_Recorded information_
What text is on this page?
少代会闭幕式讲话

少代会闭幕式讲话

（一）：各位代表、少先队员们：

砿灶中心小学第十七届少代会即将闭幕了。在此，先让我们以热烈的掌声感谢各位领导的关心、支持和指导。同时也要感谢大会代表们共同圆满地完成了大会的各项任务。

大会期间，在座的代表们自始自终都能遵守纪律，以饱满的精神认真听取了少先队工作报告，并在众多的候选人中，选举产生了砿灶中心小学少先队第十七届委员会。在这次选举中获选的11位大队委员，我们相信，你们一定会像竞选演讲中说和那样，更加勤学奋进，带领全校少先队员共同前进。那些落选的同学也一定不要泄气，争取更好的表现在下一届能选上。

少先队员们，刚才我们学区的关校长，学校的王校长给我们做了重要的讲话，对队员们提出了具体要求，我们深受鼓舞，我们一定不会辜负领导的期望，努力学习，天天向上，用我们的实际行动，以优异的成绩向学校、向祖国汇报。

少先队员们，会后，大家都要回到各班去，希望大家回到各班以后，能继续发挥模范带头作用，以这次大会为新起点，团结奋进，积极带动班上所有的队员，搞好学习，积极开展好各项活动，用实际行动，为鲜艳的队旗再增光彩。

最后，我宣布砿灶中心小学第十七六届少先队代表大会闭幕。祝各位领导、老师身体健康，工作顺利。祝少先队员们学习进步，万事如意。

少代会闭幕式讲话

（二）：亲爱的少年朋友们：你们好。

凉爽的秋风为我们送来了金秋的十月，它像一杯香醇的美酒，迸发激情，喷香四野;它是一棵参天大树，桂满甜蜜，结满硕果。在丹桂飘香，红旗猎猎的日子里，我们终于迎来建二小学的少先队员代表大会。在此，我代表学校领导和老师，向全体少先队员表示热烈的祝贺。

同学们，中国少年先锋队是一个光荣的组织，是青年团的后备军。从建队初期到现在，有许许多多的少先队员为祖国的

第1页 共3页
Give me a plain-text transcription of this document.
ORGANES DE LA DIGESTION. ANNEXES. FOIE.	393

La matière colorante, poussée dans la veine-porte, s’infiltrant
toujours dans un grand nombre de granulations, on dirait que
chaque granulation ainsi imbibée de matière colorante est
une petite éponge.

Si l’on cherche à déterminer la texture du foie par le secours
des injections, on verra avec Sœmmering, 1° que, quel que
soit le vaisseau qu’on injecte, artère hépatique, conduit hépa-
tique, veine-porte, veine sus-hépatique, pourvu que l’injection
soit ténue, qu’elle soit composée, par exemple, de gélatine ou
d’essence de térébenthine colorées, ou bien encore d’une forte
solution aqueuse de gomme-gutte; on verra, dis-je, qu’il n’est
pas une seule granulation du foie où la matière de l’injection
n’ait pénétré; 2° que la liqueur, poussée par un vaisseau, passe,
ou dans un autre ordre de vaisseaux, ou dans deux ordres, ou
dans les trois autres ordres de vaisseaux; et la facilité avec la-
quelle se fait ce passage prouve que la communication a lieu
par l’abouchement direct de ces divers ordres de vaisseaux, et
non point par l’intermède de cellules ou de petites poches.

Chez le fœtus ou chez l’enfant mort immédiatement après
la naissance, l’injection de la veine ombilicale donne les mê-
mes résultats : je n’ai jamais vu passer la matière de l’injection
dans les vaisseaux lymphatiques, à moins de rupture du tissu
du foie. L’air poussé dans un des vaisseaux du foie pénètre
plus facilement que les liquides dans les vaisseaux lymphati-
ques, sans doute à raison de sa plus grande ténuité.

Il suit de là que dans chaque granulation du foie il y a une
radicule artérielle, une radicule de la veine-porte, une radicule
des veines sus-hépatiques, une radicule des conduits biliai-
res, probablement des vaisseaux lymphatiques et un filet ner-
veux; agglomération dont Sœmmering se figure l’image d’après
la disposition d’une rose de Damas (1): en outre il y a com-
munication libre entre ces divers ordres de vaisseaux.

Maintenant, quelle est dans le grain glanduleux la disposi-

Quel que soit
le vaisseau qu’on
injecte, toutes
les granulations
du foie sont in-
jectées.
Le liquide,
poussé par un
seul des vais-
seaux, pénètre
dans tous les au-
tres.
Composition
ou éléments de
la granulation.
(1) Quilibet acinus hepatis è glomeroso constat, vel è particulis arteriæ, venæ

_The request_
Every record shown above must be echoed exactly.

_The response_
What text is on this page?
少代会闭幕式讲话

少代会闭幕式讲话

（一）：各位代表、少先队员们：

砿灶中心小学第十七届少代会即将闭幕了。在此，先让我们以热烈的掌声感谢各位领导的关心、支持和指导。同时也要感谢大会代表们共同圆满地完成了大会的各项任务。

大会期间，在座的代表们自始自终都能遵守纪律，以饱满的精神认真听取了少先队工作报告，并在众多的候选人中，选举产生了砿灶中心小学少先队第十七届委员会。在这次选举中获选的11位大队委员，我们相信，你们一定会像竞选演讲中说和那样，更加勤学奋进，带领全校少先队员共同前进。那些落选的同学也一定不要泄气，争取更好的表现在下一届能选上。

少先队员们，刚才我们学区的关校长，学校的王校长给我们做了重要的讲话，对队员们提出了具体要求，我们深受鼓舞，我们一定不会辜负领导的期望，努力学习，天天向上，用我们的实际行动，以优异的成绩向学校、向祖国汇报。

少先队员们，会后，大家都要回到各班去，希望大家回到各班以后，能继续发挥模范带头作用，以这次大会为新起点，团结奋进，积极带动班上所有的队员，搞好学习，积极开展好各项活动，用实际行动，为鲜艳的队旗再增光彩。

最后，我宣布砿灶中心小学第十七六届少先队代表大会闭幕。祝各位领导、老师身体健康，工作顺利。祝少先队员们学习进步，万事如意。

少代会闭幕式讲话

（二）：亲爱的少年朋友们：你们好。

凉爽的秋风为我们送来了金秋的十月，它像一杯香醇的美酒，迸发激情，喷香四野;它是一棵参天大树，桂满甜蜜，结满硕果。在丹桂飘香，红旗猎猎的日子里，我们终于迎来建二小学的少先队员代表大会。在此，我代表学校领导和老师，向全体少先队员表示热烈的祝贺。

同学们，中国少年先锋队是一个光荣的组织，是青年团的后备军。从建队初期到现在，有许许多多的少先队员为祖国的

第1页 共3页
Give me a plain-text transcription of this document.
ORGANES DE LA DIGESTION. ANNEXES. FOIE.	393

La matière colorante, poussée dans la veine-porte, s’infiltrant
toujours dans un grand nombre de granulations, on dirait que
chaque granulation ainsi imbibée de matière colorante est
une petite éponge.

Si l’on cherche à déterminer la texture du foie par le secours
des injections, on verra avec Sœmmering, 1° que, quel que
soit le vaisseau qu’on injecte, artère hépatique, conduit hépa-
tique, veine-porte, veine sus-hépatique, pourvu que l’injection
soit ténue, qu’elle soit composée, par exemple, de gélatine ou
d’essence de térébenthine colorées, ou bien encore d’une forte
solution aqueuse de gomme-gutte; on verra, dis-je, qu’il n’est
pas une seule granulation du foie où la matière de l’injection
n’ait pénétré; 2° que la liqueur, poussée par un vaisseau, passe,
ou dans un autre ordre de vaisseaux, ou dans deux ordres, ou
dans les trois autres ordres de vaisseaux; et la facilité avec la-
quelle se fait ce passage prouve que la communication a lieu
par l’abouchement direct de ces divers ordres de vaisseaux, et
non point par l’intermède de cellules ou de petites poches.

Chez le fœtus ou chez l’enfant mort immédiatement après
la naissance, l’injection de la veine ombilicale donne les mê-
mes résultats : je n’ai jamais vu passer la matière de l’injection
dans les vaisseaux lymphatiques, à moins de rupture du tissu
du foie. L’air poussé dans un des vaisseaux du foie pénètre
plus facilement que les liquides dans les vaisseaux lymphati-
ques, sans doute à raison de sa plus grande ténuité.

Il suit de là que dans chaque granulation du foie il y a une
radicule artérielle, une radicule de la veine-porte, une radicule
des veines sus-hépatiques, une radicule des conduits biliai-
res, probablement des vaisseaux lymphatiques et un filet ner-
veux; agglomération dont Sœmmering se figure l’image d’après
la disposition d’une rose de Damas (1): en outre il y a com-
munication libre entre ces divers ordres de vaisseaux.

Maintenant, quelle est dans le grain glanduleux la disposi-

Quel que soit
le vaisseau qu’on
injecte, toutes
les granulations
du foie sont in-
jectées.
Le liquide,
poussé par un
seul des vais-
seaux, pénètre
dans tous les au-
tres.
Composition
ou éléments de
la granulation.
(1) Quilibet acinus hepatis è glomeroso constat, vel è particulis arteriæ, venæ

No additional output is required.